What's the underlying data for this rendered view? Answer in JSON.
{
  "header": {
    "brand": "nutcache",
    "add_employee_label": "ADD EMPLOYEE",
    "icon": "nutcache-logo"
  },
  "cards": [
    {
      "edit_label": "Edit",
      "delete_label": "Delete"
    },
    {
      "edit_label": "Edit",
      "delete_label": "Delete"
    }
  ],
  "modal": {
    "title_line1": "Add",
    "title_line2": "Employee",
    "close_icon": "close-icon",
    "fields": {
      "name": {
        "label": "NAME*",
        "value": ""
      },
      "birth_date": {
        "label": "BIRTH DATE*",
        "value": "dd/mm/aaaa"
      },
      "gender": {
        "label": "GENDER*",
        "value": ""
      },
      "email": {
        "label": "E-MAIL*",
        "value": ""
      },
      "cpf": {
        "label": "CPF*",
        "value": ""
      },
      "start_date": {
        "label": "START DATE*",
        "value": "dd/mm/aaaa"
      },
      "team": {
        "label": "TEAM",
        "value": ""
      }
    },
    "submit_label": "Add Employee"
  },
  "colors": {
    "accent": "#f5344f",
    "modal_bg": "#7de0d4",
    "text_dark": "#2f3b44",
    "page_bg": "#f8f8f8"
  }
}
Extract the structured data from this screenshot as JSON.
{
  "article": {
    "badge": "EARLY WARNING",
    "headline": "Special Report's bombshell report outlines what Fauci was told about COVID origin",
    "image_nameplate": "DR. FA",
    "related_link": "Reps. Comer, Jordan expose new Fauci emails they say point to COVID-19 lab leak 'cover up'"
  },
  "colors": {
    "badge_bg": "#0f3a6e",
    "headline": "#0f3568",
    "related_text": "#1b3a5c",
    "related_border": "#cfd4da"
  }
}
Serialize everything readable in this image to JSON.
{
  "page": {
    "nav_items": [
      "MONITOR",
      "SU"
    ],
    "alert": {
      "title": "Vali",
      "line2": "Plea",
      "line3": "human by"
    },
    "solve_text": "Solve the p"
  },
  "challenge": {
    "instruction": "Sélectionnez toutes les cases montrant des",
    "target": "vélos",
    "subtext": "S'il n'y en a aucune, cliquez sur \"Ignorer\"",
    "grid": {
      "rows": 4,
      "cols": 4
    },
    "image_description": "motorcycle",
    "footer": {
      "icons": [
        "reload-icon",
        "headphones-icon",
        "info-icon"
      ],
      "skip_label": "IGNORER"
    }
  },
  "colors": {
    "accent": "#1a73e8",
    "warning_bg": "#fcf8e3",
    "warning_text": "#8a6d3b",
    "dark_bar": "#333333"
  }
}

......

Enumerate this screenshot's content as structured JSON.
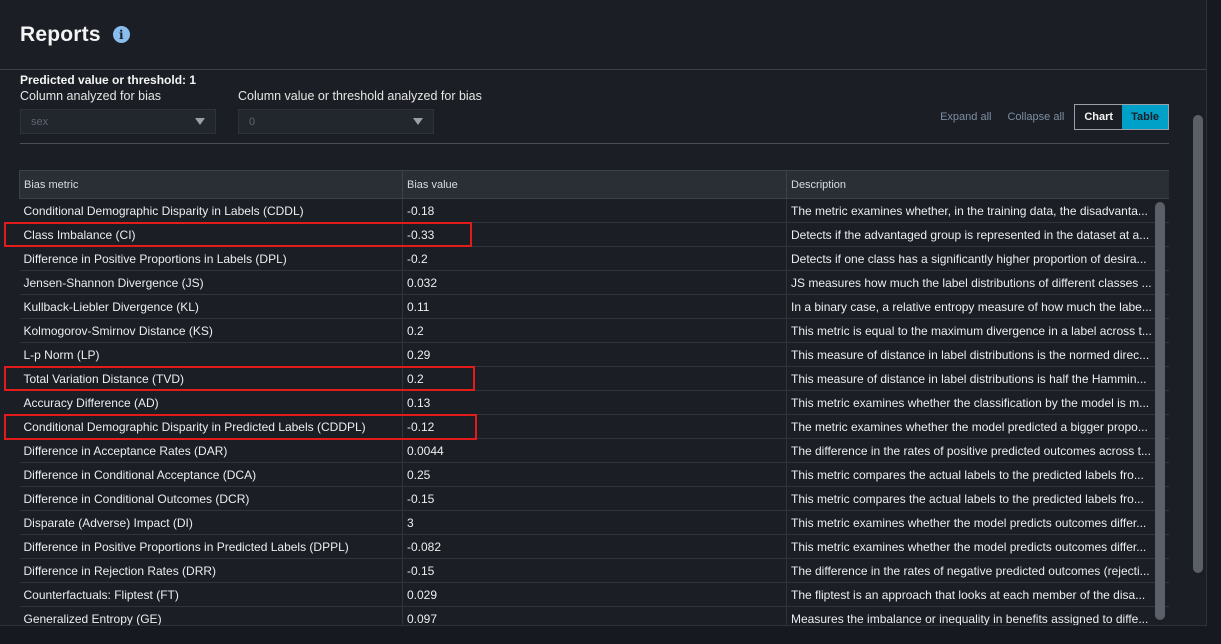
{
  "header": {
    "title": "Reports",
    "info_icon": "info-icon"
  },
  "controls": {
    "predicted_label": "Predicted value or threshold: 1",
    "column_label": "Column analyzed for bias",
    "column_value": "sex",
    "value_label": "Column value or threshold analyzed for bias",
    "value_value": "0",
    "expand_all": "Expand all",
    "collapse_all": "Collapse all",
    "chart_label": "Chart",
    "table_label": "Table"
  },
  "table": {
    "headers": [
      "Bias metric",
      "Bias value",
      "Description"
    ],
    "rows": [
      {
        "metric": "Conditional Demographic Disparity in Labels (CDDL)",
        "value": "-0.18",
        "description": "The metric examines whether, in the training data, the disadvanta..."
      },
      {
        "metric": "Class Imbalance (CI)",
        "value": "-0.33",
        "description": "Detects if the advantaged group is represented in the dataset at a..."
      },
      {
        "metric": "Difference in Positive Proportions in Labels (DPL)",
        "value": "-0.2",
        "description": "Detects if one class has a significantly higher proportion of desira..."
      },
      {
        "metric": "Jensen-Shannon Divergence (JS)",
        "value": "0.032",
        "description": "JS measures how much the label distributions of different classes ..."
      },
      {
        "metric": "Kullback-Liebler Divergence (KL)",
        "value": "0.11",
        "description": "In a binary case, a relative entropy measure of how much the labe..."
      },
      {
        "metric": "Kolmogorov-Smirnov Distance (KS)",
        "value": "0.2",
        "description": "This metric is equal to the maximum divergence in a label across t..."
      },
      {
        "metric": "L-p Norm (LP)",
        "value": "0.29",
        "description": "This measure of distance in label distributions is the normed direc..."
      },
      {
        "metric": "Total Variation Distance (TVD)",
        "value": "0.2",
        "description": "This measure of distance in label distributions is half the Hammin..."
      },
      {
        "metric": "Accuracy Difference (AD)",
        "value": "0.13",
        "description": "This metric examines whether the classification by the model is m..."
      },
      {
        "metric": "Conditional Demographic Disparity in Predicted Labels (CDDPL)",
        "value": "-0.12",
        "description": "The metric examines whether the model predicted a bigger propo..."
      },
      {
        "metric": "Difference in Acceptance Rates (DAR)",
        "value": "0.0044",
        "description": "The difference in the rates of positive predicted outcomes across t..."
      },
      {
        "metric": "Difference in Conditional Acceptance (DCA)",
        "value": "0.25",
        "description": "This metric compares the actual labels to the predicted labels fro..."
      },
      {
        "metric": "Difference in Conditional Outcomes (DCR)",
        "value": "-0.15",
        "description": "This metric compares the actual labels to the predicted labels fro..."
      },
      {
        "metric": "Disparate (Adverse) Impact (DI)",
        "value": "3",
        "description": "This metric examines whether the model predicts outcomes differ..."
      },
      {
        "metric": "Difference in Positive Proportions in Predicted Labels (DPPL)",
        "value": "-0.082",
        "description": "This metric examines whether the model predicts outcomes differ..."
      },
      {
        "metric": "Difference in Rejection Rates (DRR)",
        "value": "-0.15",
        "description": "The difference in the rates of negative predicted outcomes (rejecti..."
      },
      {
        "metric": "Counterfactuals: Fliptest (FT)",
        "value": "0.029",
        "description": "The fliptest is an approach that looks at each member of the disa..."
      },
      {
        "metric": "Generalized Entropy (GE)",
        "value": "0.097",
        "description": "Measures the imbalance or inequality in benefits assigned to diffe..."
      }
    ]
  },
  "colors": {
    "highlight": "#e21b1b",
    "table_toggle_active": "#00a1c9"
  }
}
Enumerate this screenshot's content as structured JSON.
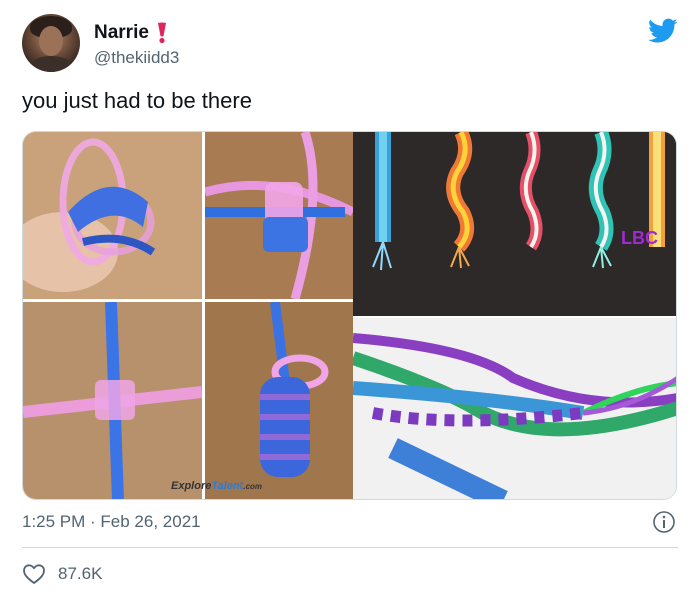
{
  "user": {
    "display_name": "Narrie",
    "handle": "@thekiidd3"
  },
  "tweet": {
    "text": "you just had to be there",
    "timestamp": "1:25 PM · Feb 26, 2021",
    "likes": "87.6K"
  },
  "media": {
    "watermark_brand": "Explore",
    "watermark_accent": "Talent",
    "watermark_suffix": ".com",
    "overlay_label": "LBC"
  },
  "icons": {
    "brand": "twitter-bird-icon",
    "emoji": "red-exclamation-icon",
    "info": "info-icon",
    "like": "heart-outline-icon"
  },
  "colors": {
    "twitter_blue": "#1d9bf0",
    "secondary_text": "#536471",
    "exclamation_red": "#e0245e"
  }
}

......

| Requirement |
Look above for every line with the word "info" and copy it.

| Output below |
        "info-icon"
    "info_icon": "info-icon"
    "info": "info-icon",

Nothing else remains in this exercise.